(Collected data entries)
────────────────
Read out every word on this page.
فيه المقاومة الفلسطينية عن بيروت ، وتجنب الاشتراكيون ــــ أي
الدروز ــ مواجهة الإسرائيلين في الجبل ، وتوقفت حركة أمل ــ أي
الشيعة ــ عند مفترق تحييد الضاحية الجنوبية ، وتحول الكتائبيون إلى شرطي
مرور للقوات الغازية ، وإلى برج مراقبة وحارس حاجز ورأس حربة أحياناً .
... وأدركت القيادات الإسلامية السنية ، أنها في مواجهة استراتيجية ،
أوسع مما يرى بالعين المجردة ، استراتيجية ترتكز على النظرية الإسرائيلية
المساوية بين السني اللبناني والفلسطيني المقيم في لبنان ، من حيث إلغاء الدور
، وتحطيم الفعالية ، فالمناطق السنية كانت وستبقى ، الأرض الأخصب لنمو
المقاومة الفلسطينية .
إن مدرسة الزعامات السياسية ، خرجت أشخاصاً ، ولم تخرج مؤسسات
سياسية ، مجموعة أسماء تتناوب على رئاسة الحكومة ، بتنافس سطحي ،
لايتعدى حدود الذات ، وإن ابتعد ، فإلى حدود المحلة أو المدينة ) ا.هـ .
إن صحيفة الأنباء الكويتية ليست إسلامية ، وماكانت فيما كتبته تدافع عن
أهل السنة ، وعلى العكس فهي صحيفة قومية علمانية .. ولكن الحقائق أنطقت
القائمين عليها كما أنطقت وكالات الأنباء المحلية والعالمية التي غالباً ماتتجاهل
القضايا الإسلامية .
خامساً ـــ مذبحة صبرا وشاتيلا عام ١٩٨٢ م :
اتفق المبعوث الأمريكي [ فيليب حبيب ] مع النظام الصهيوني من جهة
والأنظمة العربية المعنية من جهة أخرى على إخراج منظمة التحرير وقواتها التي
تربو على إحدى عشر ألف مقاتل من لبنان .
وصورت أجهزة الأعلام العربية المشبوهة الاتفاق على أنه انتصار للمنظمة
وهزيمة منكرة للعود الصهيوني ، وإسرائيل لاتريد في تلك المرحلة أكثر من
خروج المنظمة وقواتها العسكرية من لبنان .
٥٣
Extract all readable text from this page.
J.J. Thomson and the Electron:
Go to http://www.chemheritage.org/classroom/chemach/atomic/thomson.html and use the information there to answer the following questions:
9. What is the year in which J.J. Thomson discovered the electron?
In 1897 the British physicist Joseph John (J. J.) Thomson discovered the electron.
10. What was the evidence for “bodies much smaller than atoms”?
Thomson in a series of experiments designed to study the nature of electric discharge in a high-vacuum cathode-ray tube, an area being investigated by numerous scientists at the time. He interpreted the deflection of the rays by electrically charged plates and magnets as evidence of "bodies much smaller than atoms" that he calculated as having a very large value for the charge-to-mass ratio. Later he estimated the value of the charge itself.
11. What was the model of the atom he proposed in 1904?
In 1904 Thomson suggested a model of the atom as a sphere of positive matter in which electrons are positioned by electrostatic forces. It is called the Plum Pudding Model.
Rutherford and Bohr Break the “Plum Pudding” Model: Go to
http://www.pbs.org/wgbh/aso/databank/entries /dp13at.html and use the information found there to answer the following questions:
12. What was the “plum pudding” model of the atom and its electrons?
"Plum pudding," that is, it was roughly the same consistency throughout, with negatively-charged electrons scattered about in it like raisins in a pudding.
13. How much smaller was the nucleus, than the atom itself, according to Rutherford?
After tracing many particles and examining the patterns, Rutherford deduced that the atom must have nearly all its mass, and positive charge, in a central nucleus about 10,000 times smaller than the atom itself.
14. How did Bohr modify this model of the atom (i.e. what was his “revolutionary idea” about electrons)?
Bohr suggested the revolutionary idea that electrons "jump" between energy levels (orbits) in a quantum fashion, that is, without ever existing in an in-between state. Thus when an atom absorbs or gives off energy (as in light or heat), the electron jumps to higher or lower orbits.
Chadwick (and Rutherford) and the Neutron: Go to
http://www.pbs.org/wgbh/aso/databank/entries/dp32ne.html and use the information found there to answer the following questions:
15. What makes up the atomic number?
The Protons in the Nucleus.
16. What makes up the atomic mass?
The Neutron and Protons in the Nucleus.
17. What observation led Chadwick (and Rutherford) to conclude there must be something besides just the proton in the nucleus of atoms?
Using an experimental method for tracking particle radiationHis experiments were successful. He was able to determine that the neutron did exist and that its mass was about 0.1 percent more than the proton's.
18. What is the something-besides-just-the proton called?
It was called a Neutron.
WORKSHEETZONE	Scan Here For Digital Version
────────────────
▸ Exercise aim: Repeat the data precisely, line by line.

▸ Expected answer:
Read out every word on this page.
فيه المقاومة الفلسطينية عن بيروت ، وتجنب الاشتراكيون ــــ أي
الدروز ــ مواجهة الإسرائيلين في الجبل ، وتوقفت حركة أمل ــ أي
الشيعة ــ عند مفترق تحييد الضاحية الجنوبية ، وتحول الكتائبيون إلى شرطي
مرور للقوات الغازية ، وإلى برج مراقبة وحارس حاجز ورأس حربة أحياناً .
... وأدركت القيادات الإسلامية السنية ، أنها في مواجهة استراتيجية ،
أوسع مما يرى بالعين المجردة ، استراتيجية ترتكز على النظرية الإسرائيلية
المساوية بين السني اللبناني والفلسطيني المقيم في لبنان ، من حيث إلغاء الدور
، وتحطيم الفعالية ، فالمناطق السنية كانت وستبقى ، الأرض الأخصب لنمو
المقاومة الفلسطينية .
إن مدرسة الزعامات السياسية ، خرجت أشخاصاً ، ولم تخرج مؤسسات
سياسية ، مجموعة أسماء تتناوب على رئاسة الحكومة ، بتنافس سطحي ،
لايتعدى حدود الذات ، وإن ابتعد ، فإلى حدود المحلة أو المدينة ) ا.هـ .
إن صحيفة الأنباء الكويتية ليست إسلامية ، وماكانت فيما كتبته تدافع عن
أهل السنة ، وعلى العكس فهي صحيفة قومية علمانية .. ولكن الحقائق أنطقت
القائمين عليها كما أنطقت وكالات الأنباء المحلية والعالمية التي غالباً ماتتجاهل
القضايا الإسلامية .
خامساً ـــ مذبحة صبرا وشاتيلا عام ١٩٨٢ م :
اتفق المبعوث الأمريكي [ فيليب حبيب ] مع النظام الصهيوني من جهة
والأنظمة العربية المعنية من جهة أخرى على إخراج منظمة التحرير وقواتها التي
تربو على إحدى عشر ألف مقاتل من لبنان .
وصورت أجهزة الأعلام العربية المشبوهة الاتفاق على أنه انتصار للمنظمة
وهزيمة منكرة للعود الصهيوني ، وإسرائيل لاتريد في تلك المرحلة أكثر من
خروج المنظمة وقواتها العسكرية من لبنان .
٥٣
Extract all readable text from this page.
J.J. Thomson and the Electron:
Go to http://www.chemheritage.org/classroom/chemach/atomic/thomson.html and use the information there to answer the following questions:
9. What is the year in which J.J. Thomson discovered the electron?
In 1897 the British physicist Joseph John (J. J.) Thomson discovered the electron.
10. What was the evidence for “bodies much smaller than atoms”?
Thomson in a series of experiments designed to study the nature of electric discharge in a high-vacuum cathode-ray tube, an area being investigated by numerous scientists at the time. He interpreted the deflection of the rays by electrically charged plates and magnets as evidence of "bodies much smaller than atoms" that he calculated as having a very large value for the charge-to-mass ratio. Later he estimated the value of the charge itself.
11. What was the model of the atom he proposed in 1904?
In 1904 Thomson suggested a model of the atom as a sphere of positive matter in which electrons are positioned by electrostatic forces. It is called the Plum Pudding Model.
Rutherford and Bohr Break the “Plum Pudding” Model: Go to
http://www.pbs.org/wgbh/aso/databank/entries /dp13at.html and use the information found there to answer the following questions:
12. What was the “plum pudding” model of the atom and its electrons?
"Plum pudding," that is, it was roughly the same consistency throughout, with negatively-charged electrons scattered about in it like raisins in a pudding.
13. How much smaller was the nucleus, than the atom itself, according to Rutherford?
After tracing many particles and examining the patterns, Rutherford deduced that the atom must have nearly all its mass, and positive charge, in a central nucleus about 10,000 times smaller than the atom itself.
14. How did Bohr modify this model of the atom (i.e. what was his “revolutionary idea” about electrons)?
Bohr suggested the revolutionary idea that electrons "jump" between energy levels (orbits) in a quantum fashion, that is, without ever existing in an in-between state. Thus when an atom absorbs or gives off energy (as in light or heat), the electron jumps to higher or lower orbits.
Chadwick (and Rutherford) and the Neutron: Go to
http://www.pbs.org/wgbh/aso/databank/entries/dp32ne.html and use the information found there to answer the following questions:
15. What makes up the atomic number?
The Protons in the Nucleus.
16. What makes up the atomic mass?
The Neutron and Protons in the Nucleus.
17. What observation led Chadwick (and Rutherford) to conclude there must be something besides just the proton in the nucleus of atoms?
Using an experimental method for tracking particle radiationHis experiments were successful. He was able to determine that the neutron did exist and that its mass was about 0.1 percent more than the proton's.
18. What is the something-besides-just-the proton called?
It was called a Neutron.
WORKSHEETZONE	Scan Here For Digital Version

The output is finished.